● **Exercise prompt**
The listing beneath should be written out in full, exactly as shown.

start Provided entries

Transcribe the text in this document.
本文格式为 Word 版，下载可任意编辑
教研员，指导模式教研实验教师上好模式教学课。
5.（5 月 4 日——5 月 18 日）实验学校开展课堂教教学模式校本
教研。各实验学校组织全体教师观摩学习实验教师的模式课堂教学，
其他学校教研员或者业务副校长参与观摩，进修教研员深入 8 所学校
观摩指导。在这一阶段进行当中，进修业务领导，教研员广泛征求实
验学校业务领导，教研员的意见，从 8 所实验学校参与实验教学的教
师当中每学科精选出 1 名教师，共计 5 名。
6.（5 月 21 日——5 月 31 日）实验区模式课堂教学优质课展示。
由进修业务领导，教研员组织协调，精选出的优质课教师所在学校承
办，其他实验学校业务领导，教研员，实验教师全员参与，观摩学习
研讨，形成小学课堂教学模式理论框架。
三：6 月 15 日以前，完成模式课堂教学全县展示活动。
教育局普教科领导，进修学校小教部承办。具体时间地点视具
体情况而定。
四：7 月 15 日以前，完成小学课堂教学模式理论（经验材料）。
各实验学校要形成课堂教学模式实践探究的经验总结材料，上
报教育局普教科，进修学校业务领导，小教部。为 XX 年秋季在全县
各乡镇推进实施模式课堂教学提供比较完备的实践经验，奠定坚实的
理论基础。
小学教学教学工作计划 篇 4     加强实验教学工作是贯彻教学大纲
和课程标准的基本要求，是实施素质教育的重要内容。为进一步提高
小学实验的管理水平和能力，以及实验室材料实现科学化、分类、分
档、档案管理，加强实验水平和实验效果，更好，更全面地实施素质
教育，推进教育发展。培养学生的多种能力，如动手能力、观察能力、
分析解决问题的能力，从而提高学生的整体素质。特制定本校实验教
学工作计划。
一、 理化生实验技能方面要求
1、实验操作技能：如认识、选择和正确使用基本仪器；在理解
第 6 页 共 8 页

end Provided entries

● **Task output**
Transcribe the text in this document.
本文格式为 Word 版，下载可任意编辑
教研员，指导模式教研实验教师上好模式教学课。
5.（5 月 4 日——5 月 18 日）实验学校开展课堂教教学模式校本
教研。各实验学校组织全体教师观摩学习实验教师的模式课堂教学，
其他学校教研员或者业务副校长参与观摩，进修教研员深入 8 所学校
观摩指导。在这一阶段进行当中，进修业务领导，教研员广泛征求实
验学校业务领导，教研员的意见，从 8 所实验学校参与实验教学的教
师当中每学科精选出 1 名教师，共计 5 名。
6.（5 月 21 日——5 月 31 日）实验区模式课堂教学优质课展示。
由进修业务领导，教研员组织协调，精选出的优质课教师所在学校承
办，其他实验学校业务领导，教研员，实验教师全员参与，观摩学习
研讨，形成小学课堂教学模式理论框架。
三：6 月 15 日以前，完成模式课堂教学全县展示活动。
教育局普教科领导，进修学校小教部承办。具体时间地点视具
体情况而定。
四：7 月 15 日以前，完成小学课堂教学模式理论（经验材料）。
各实验学校要形成课堂教学模式实践探究的经验总结材料，上
报教育局普教科，进修学校业务领导，小教部。为 XX 年秋季在全县
各乡镇推进实施模式课堂教学提供比较完备的实践经验，奠定坚实的
理论基础。
小学教学教学工作计划 篇 4     加强实验教学工作是贯彻教学大纲
和课程标准的基本要求，是实施素质教育的重要内容。为进一步提高
小学实验的管理水平和能力，以及实验室材料实现科学化、分类、分
档、档案管理，加强实验水平和实验效果，更好，更全面地实施素质
教育，推进教育发展。培养学生的多种能力，如动手能力、观察能力、
分析解决问题的能力，从而提高学生的整体素质。特制定本校实验教
学工作计划。
一、 理化生实验技能方面要求
1、实验操作技能：如认识、选择和正确使用基本仪器；在理解
第 6 页 共 8 页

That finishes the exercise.